• Description of the task: Give back each entry unchanged, minus pictures.

※ ※ ※

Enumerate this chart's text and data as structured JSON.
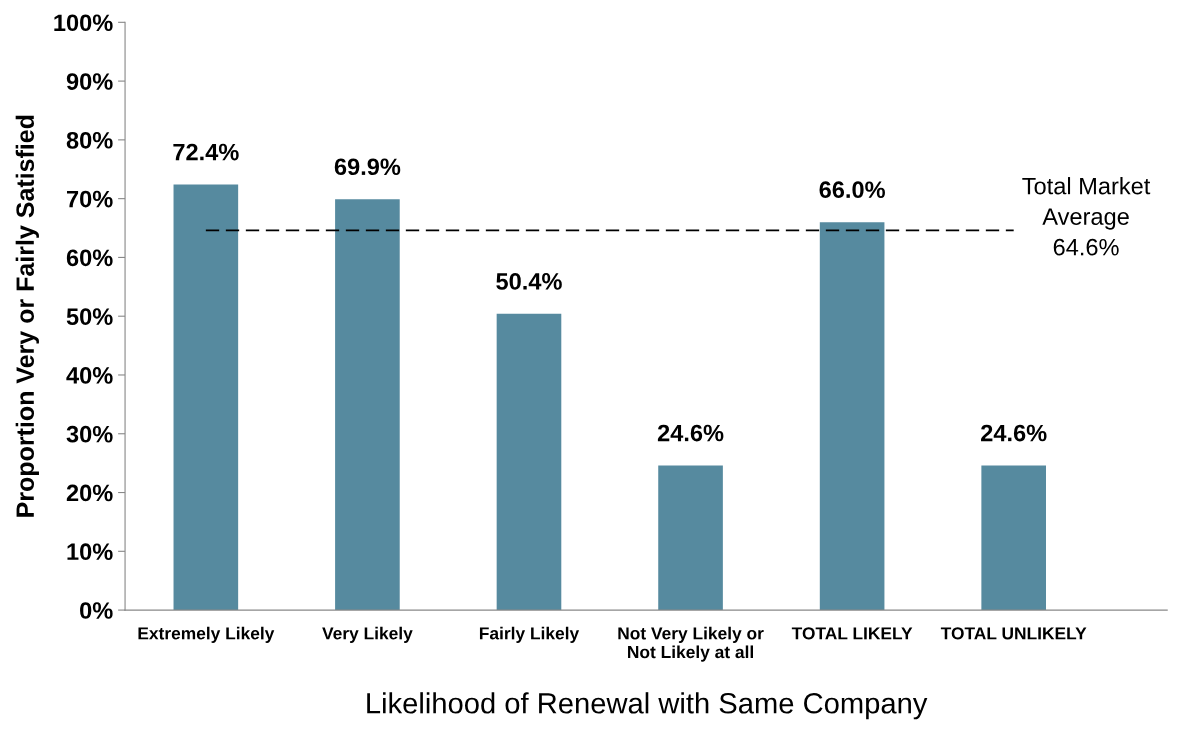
{
  "chart_data": {
    "type": "bar",
    "xlabel": "Likelihood of Renewal with Same Company",
    "ylabel": "Proportion Very or Fairly Satisfied",
    "categories": [
      "Extremely Likely",
      "Very Likely",
      "Fairly Likely",
      "Not Very Likely or\nNot Likely at all",
      "TOTAL LIKELY",
      "TOTAL UNLIKELY"
    ],
    "values": [
      72.4,
      69.9,
      50.4,
      24.6,
      66.0,
      24.6
    ],
    "value_labels": [
      "72.4%",
      "69.9%",
      "50.4%",
      "24.6%",
      "66.0%",
      "24.6%"
    ],
    "color": "#568a9f",
    "ylim": [
      0,
      100
    ],
    "yticks": [
      {
        "value": 0,
        "label": "0%"
      },
      {
        "value": 10,
        "label": "10%"
      },
      {
        "value": 20,
        "label": "20%"
      },
      {
        "value": 30,
        "label": "30%"
      },
      {
        "value": 40,
        "label": "40%"
      },
      {
        "value": 50,
        "label": "50%"
      },
      {
        "value": 60,
        "label": "60%"
      },
      {
        "value": 70,
        "label": "70%"
      },
      {
        "value": 80,
        "label": "80%"
      },
      {
        "value": 90,
        "label": "90%"
      },
      {
        "value": 100,
        "label": "100%"
      }
    ],
    "ref_lines": [
      {
        "axis": "y",
        "value": 64.6,
        "label": "Total Market\nAverage\n64.6%",
        "color": "#000000",
        "line_style": "dashed"
      }
    ],
    "grid": false,
    "legend": false
  }
}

※ ※ ※

• Final result:
Enumerate this chart's text and data as structured JSON.
{
  "chart_data": {
    "type": "bar",
    "xlabel": "Likelihood of Renewal with Same Company",
    "ylabel": "Proportion Very or Fairly Satisfied",
    "categories": [
      "Extremely Likely",
      "Very Likely",
      "Fairly Likely",
      "Not Very Likely or\nNot Likely at all",
      "TOTAL LIKELY",
      "TOTAL UNLIKELY"
    ],
    "values": [
      72.4,
      69.9,
      50.4,
      24.6,
      66.0,
      24.6
    ],
    "value_labels": [
      "72.4%",
      "69.9%",
      "50.4%",
      "24.6%",
      "66.0%",
      "24.6%"
    ],
    "color": "#568a9f",
    "ylim": [
      0,
      100
    ],
    "yticks": [
      {
        "value": 0,
        "label": "0%"
      },
      {
        "value": 10,
        "label": "10%"
      },
      {
        "value": 20,
        "label": "20%"
      },
      {
        "value": 30,
        "label": "30%"
      },
      {
        "value": 40,
        "label": "40%"
      },
      {
        "value": 50,
        "label": "50%"
      },
      {
        "value": 60,
        "label": "60%"
      },
      {
        "value": 70,
        "label": "70%"
      },
      {
        "value": 80,
        "label": "80%"
      },
      {
        "value": 90,
        "label": "90%"
      },
      {
        "value": 100,
        "label": "100%"
      }
    ],
    "ref_lines": [
      {
        "axis": "y",
        "value": 64.6,
        "label": "Total Market\nAverage\n64.6%",
        "color": "#000000",
        "line_style": "dashed"
      }
    ],
    "grid": false,
    "legend": false
  }
}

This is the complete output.